**Items:**
▬▬▬

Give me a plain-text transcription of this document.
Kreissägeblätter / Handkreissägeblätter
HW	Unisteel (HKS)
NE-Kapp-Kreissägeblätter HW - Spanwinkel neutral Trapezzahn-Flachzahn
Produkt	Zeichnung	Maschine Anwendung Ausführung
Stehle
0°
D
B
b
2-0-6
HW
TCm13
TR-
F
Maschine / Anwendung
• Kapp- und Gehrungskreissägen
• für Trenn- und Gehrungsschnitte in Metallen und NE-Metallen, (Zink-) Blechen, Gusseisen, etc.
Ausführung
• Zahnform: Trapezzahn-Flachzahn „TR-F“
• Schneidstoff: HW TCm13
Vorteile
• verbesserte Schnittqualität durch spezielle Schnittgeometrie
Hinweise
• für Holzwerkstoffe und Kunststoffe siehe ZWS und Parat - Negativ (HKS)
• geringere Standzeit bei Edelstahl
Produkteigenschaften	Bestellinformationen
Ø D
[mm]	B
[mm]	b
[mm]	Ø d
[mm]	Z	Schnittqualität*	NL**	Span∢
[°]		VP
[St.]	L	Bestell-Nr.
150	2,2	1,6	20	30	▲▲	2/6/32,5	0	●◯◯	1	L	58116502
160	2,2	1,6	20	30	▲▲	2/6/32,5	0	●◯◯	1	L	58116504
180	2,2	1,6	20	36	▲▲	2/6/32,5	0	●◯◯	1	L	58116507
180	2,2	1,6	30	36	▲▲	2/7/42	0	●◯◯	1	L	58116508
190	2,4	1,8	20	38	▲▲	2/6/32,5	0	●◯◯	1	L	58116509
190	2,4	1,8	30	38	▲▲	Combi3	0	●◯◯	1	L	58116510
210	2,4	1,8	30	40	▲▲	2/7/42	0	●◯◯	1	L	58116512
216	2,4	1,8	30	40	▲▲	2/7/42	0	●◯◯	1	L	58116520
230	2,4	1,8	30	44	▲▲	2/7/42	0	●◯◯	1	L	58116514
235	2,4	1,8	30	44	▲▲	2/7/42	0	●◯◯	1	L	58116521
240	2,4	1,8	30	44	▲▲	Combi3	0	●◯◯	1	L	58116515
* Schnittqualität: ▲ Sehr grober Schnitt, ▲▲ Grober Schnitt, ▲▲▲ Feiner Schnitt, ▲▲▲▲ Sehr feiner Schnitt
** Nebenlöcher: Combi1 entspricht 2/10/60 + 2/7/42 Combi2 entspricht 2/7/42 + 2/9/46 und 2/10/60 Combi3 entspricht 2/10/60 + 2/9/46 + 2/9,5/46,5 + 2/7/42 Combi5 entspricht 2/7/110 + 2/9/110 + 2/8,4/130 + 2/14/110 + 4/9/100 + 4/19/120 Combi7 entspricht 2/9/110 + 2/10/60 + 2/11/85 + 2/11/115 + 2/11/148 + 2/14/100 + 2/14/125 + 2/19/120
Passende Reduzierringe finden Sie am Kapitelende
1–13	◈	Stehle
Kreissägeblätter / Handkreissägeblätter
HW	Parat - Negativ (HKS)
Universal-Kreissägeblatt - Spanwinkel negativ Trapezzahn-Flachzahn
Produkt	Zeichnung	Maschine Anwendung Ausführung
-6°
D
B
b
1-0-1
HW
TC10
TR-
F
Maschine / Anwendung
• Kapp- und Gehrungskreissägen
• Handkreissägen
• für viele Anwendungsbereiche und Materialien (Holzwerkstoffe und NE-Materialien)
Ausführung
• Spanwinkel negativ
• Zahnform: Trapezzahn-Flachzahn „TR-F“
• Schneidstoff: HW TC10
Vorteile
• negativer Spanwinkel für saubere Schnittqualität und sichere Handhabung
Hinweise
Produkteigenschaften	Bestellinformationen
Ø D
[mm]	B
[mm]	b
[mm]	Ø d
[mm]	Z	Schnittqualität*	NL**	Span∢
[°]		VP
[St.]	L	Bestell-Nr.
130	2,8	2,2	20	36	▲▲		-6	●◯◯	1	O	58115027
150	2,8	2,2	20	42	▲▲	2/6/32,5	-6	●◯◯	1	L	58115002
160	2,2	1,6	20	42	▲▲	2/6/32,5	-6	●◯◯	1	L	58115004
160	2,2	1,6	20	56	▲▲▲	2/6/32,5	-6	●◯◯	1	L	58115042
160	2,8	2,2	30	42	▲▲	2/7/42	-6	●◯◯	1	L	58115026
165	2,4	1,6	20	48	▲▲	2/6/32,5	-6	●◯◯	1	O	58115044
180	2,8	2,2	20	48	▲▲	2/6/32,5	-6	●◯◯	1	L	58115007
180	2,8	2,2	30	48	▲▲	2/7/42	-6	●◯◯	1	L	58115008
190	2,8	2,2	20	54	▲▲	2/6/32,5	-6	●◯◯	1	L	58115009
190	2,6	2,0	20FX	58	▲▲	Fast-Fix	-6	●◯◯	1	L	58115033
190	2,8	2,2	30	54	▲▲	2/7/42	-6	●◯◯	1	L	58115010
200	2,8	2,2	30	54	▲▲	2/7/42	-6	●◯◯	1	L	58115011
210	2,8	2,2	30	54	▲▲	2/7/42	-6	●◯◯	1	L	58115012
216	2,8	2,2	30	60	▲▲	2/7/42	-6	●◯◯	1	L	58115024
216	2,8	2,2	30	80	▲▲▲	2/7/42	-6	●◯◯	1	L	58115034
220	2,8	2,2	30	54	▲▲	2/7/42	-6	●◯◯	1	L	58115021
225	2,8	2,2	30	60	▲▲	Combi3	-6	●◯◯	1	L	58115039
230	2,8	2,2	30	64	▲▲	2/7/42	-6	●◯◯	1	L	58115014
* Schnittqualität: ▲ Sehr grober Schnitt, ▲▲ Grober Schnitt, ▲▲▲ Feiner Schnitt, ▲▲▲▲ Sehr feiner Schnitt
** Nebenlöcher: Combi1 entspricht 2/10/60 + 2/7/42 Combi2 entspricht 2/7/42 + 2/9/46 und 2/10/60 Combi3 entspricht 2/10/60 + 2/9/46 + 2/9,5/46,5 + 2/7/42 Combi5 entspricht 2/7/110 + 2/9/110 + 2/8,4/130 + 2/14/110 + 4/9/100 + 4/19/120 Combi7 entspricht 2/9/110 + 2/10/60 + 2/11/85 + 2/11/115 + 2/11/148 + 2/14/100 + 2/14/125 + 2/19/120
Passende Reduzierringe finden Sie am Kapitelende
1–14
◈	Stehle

▬▬▬

**Work to do:** All of the entries must be quoted exactly; please include each one.

**Result of this exercise:**
Give me a plain-text transcription of this document.
Kreissägeblätter / Handkreissägeblätter
HW	Unisteel (HKS)
NE-Kapp-Kreissägeblätter HW - Spanwinkel neutral Trapezzahn-Flachzahn
Produkt	Zeichnung	Maschine Anwendung Ausführung
Stehle
0°
D
B
b
2-0-6
HW
TCm13
TR-
F
Maschine / Anwendung
• Kapp- und Gehrungskreissägen
• für Trenn- und Gehrungsschnitte in Metallen und NE-Metallen, (Zink-) Blechen, Gusseisen, etc.
Ausführung
• Zahnform: Trapezzahn-Flachzahn „TR-F“
• Schneidstoff: HW TCm13
Vorteile
• verbesserte Schnittqualität durch spezielle Schnittgeometrie
Hinweise
• für Holzwerkstoffe und Kunststoffe siehe ZWS und Parat - Negativ (HKS)
• geringere Standzeit bei Edelstahl
Produkteigenschaften	Bestellinformationen
Ø D
[mm]	B
[mm]	b
[mm]	Ø d
[mm]	Z	Schnittqualität*	NL**	Span∢
[°]		VP
[St.]	L	Bestell-Nr.
150	2,2	1,6	20	30	▲▲	2/6/32,5	0	●◯◯	1	L	58116502
160	2,2	1,6	20	30	▲▲	2/6/32,5	0	●◯◯	1	L	58116504
180	2,2	1,6	20	36	▲▲	2/6/32,5	0	●◯◯	1	L	58116507
180	2,2	1,6	30	36	▲▲	2/7/42	0	●◯◯	1	L	58116508
190	2,4	1,8	20	38	▲▲	2/6/32,5	0	●◯◯	1	L	58116509
190	2,4	1,8	30	38	▲▲	Combi3	0	●◯◯	1	L	58116510
210	2,4	1,8	30	40	▲▲	2/7/42	0	●◯◯	1	L	58116512
216	2,4	1,8	30	40	▲▲	2/7/42	0	●◯◯	1	L	58116520
230	2,4	1,8	30	44	▲▲	2/7/42	0	●◯◯	1	L	58116514
235	2,4	1,8	30	44	▲▲	2/7/42	0	●◯◯	1	L	58116521
240	2,4	1,8	30	44	▲▲	Combi3	0	●◯◯	1	L	58116515
* Schnittqualität: ▲ Sehr grober Schnitt, ▲▲ Grober Schnitt, ▲▲▲ Feiner Schnitt, ▲▲▲▲ Sehr feiner Schnitt
** Nebenlöcher: Combi1 entspricht 2/10/60 + 2/7/42 Combi2 entspricht 2/7/42 + 2/9/46 und 2/10/60 Combi3 entspricht 2/10/60 + 2/9/46 + 2/9,5/46,5 + 2/7/42 Combi5 entspricht 2/7/110 + 2/9/110 + 2/8,4/130 + 2/14/110 + 4/9/100 + 4/19/120 Combi7 entspricht 2/9/110 + 2/10/60 + 2/11/85 + 2/11/115 + 2/11/148 + 2/14/100 + 2/14/125 + 2/19/120
Passende Reduzierringe finden Sie am Kapitelende
1–13	◈	Stehle
Kreissägeblätter / Handkreissägeblätter
HW	Parat - Negativ (HKS)
Universal-Kreissägeblatt - Spanwinkel negativ Trapezzahn-Flachzahn
Produkt	Zeichnung	Maschine Anwendung Ausführung
-6°
D
B
b
1-0-1
HW
TC10
TR-
F
Maschine / Anwendung
• Kapp- und Gehrungskreissägen
• Handkreissägen
• für viele Anwendungsbereiche und Materialien (Holzwerkstoffe und NE-Materialien)
Ausführung
• Spanwinkel negativ
• Zahnform: Trapezzahn-Flachzahn „TR-F“
• Schneidstoff: HW TC10
Vorteile
• negativer Spanwinkel für saubere Schnittqualität und sichere Handhabung
Hinweise
Produkteigenschaften	Bestellinformationen
Ø D
[mm]	B
[mm]	b
[mm]	Ø d
[mm]	Z	Schnittqualität*	NL**	Span∢
[°]		VP
[St.]	L	Bestell-Nr.
130	2,8	2,2	20	36	▲▲		-6	●◯◯	1	O	58115027
150	2,8	2,2	20	42	▲▲	2/6/32,5	-6	●◯◯	1	L	58115002
160	2,2	1,6	20	42	▲▲	2/6/32,5	-6	●◯◯	1	L	58115004
160	2,2	1,6	20	56	▲▲▲	2/6/32,5	-6	●◯◯	1	L	58115042
160	2,8	2,2	30	42	▲▲	2/7/42	-6	●◯◯	1	L	58115026
165	2,4	1,6	20	48	▲▲	2/6/32,5	-6	●◯◯	1	O	58115044
180	2,8	2,2	20	48	▲▲	2/6/32,5	-6	●◯◯	1	L	58115007
180	2,8	2,2	30	48	▲▲	2/7/42	-6	●◯◯	1	L	58115008
190	2,8	2,2	20	54	▲▲	2/6/32,5	-6	●◯◯	1	L	58115009
190	2,6	2,0	20FX	58	▲▲	Fast-Fix	-6	●◯◯	1	L	58115033
190	2,8	2,2	30	54	▲▲	2/7/42	-6	●◯◯	1	L	58115010
200	2,8	2,2	30	54	▲▲	2/7/42	-6	●◯◯	1	L	58115011
210	2,8	2,2	30	54	▲▲	2/7/42	-6	●◯◯	1	L	58115012
216	2,8	2,2	30	60	▲▲	2/7/42	-6	●◯◯	1	L	58115024
216	2,8	2,2	30	80	▲▲▲	2/7/42	-6	●◯◯	1	L	58115034
220	2,8	2,2	30	54	▲▲	2/7/42	-6	●◯◯	1	L	58115021
225	2,8	2,2	30	60	▲▲	Combi3	-6	●◯◯	1	L	58115039
230	2,8	2,2	30	64	▲▲	2/7/42	-6	●◯◯	1	L	58115014
* Schnittqualität: ▲ Sehr grober Schnitt, ▲▲ Grober Schnitt, ▲▲▲ Feiner Schnitt, ▲▲▲▲ Sehr feiner Schnitt
** Nebenlöcher: Combi1 entspricht 2/10/60 + 2/7/42 Combi2 entspricht 2/7/42 + 2/9/46 und 2/10/60 Combi3 entspricht 2/10/60 + 2/9/46 + 2/9,5/46,5 + 2/7/42 Combi5 entspricht 2/7/110 + 2/9/110 + 2/8,4/130 + 2/14/110 + 4/9/100 + 4/19/120 Combi7 entspricht 2/9/110 + 2/10/60 + 2/11/85 + 2/11/115 + 2/11/148 + 2/14/100 + 2/14/125 + 2/19/120
Passende Reduzierringe finden Sie am Kapitelende
1–14
◈	Stehle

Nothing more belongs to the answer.